▸ **Task description**:
Pick out each line of the records that includes the string "решения", and copy it.

»»

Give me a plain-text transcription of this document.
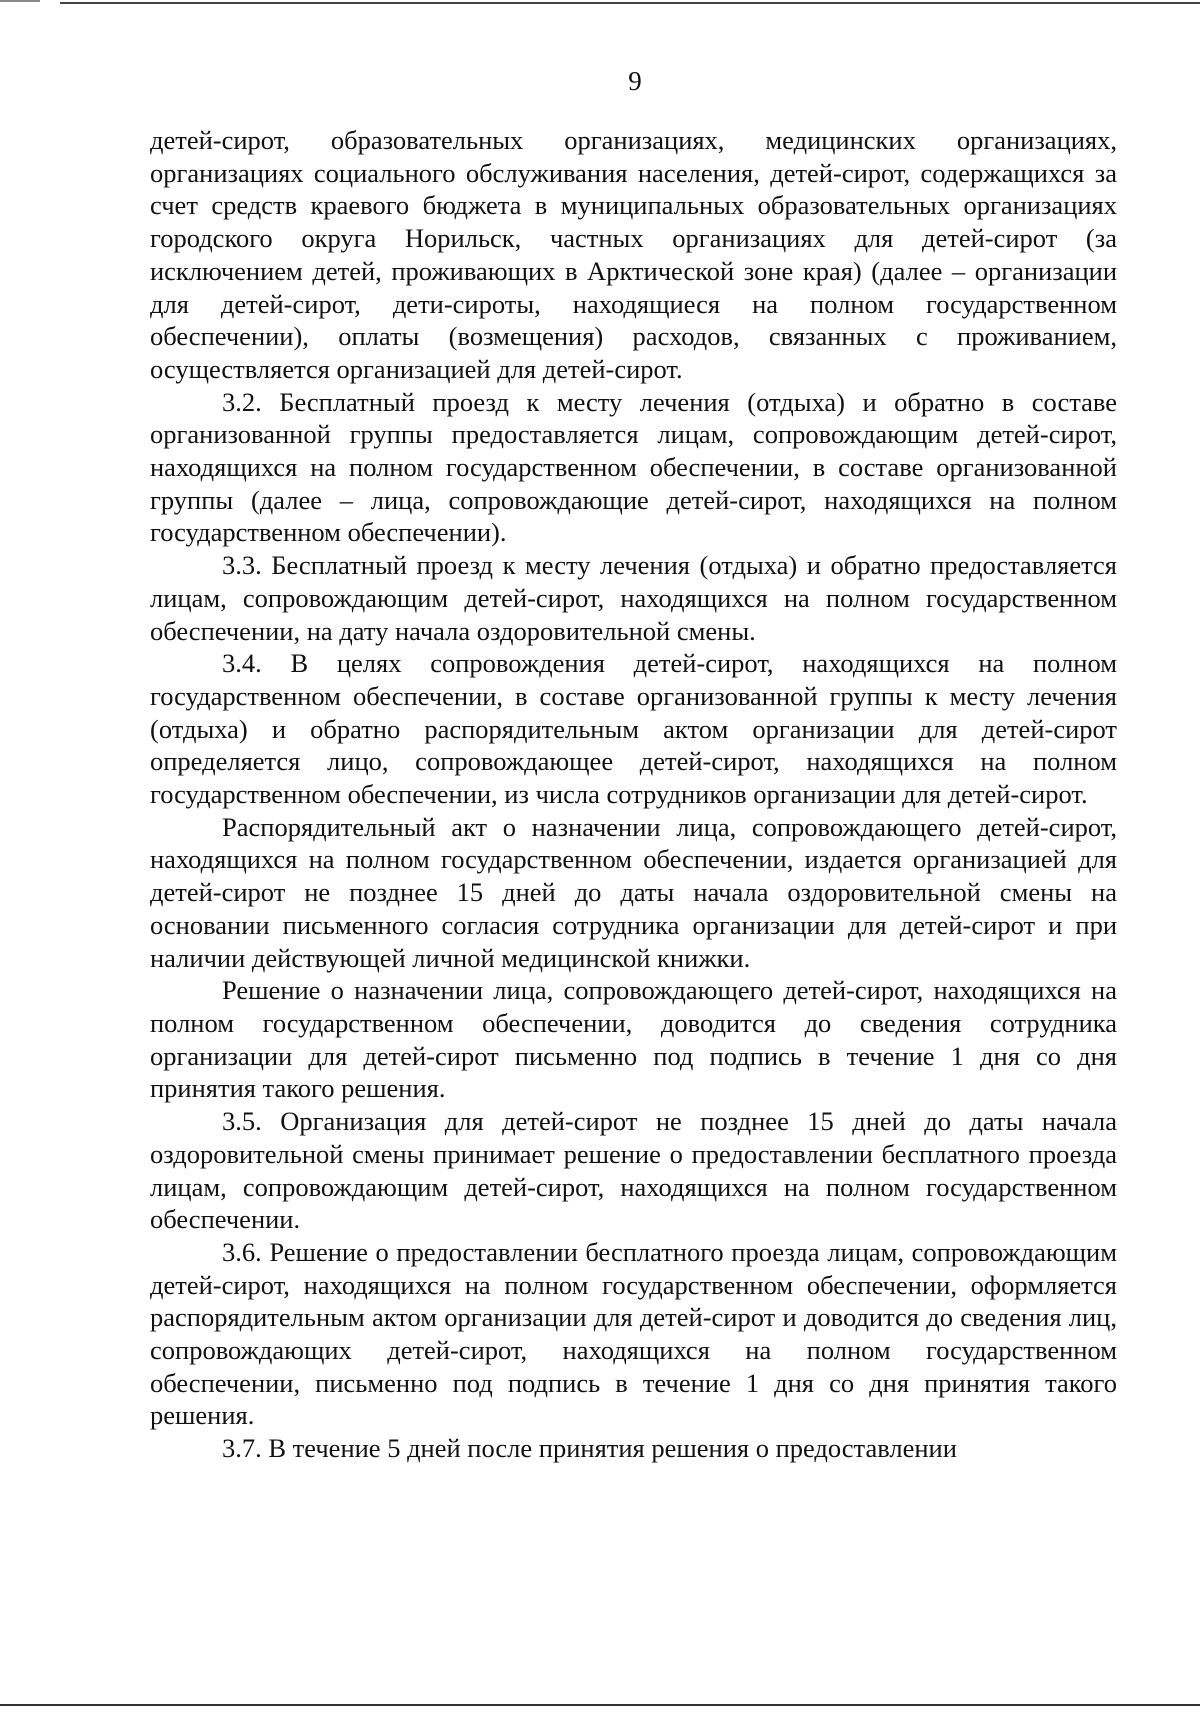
9

детей-сирот, образовательных организациях, медицинских организациях, организациях социального обслуживания населения, детей-сирот, содержащихся за счет средств краевого бюджета в муниципальных образовательных организациях городского округа Норильск, частных организациях для детей-сирот (за исключением детей, проживающих в Арктической зоне края) (далее – организации для детей-сирот, дети-сироты, находящиеся на полном государственном обеспечении), оплаты (возмещения) расходов, связанных с проживанием, осуществляется организацией для детей-сирот.

3.2. Бесплатный проезд к месту лечения (отдыха) и обратно в составе организованной группы предоставляется лицам, сопровождающим детей-сирот, находящихся на полном государственном обеспечении, в составе организованной группы (далее – лица, сопровождающие детей-сирот, находящихся на полном государственном обеспечении).

3.3. Бесплатный проезд к месту лечения (отдыха) и обратно предоставляется лицам, сопровождающим детей-сирот, находящихся на полном государственном обеспечении, на дату начала оздоровительной смены.

3.4. В целях сопровождения детей-сирот, находящихся на полном государственном обеспечении, в составе организованной группы к месту лечения (отдыха) и обратно распорядительным актом организации для детей-сирот определяется лицо, сопровождающее детей-сирот, находящихся на полном государственном обеспечении, из числа сотрудников организации для детей-сирот.

Распорядительный акт о назначении лица, сопровождающего детей-сирот, находящихся на полном государственном обеспечении, издается организацией для детей-сирот не позднее 15 дней до даты начала оздоровительной смены на основании письменного согласия сотрудника организации для детей-сирот и при наличии действующей личной медицинской книжки.

Решение о назначении лица, сопровождающего детей-сирот, находящихся на полном государственном обеспечении, доводится до сведения сотрудника организации для детей-сирот письменно под подпись в течение 1 дня со дня принятия такого решения.

3.5. Организация для детей-сирот не позднее 15 дней до даты начала оздоровительной смены принимает решение о предоставлении бесплатного проезда лицам, сопровождающим детей-сирот, находящихся на полном государственном обеспечении.

3.6. Решение о предоставлении бесплатного проезда лицам, сопровождающим детей-сирот, находящихся на полном государственном обеспечении, оформляется распорядительным актом организации для детей-сирот и доводится до сведения лиц, сопровождающих детей-сирот, находящихся на полном государственном обеспечении, письменно под подпись в течение 1 дня со дня принятия такого решения.

3.7. В течение 5 дней после принятия решения о предоставлении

««

▸ **Task response**:
Решение о назначении лица, сопровождающего детей-сирот, находящихся на полном государственном обеспечении, доводится до сведения сотрудника организации для детей-сирот письменно под подпись в течение 1 дня со дня принятия такого решения.
3.6. Решение о предоставлении бесплатного проезда лицам, сопровождающим детей-сирот, находящихся на полном государственном обеспечении, оформляется распорядительным актом организации для детей-сирот и доводится до сведения лиц, сопровождающих детей-сирот, находящихся на полном государственном обеспечении, письменно под подпись в течение 1 дня со дня принятия такого решения.
3.7. В течение 5 дней после принятия решения о предоставлении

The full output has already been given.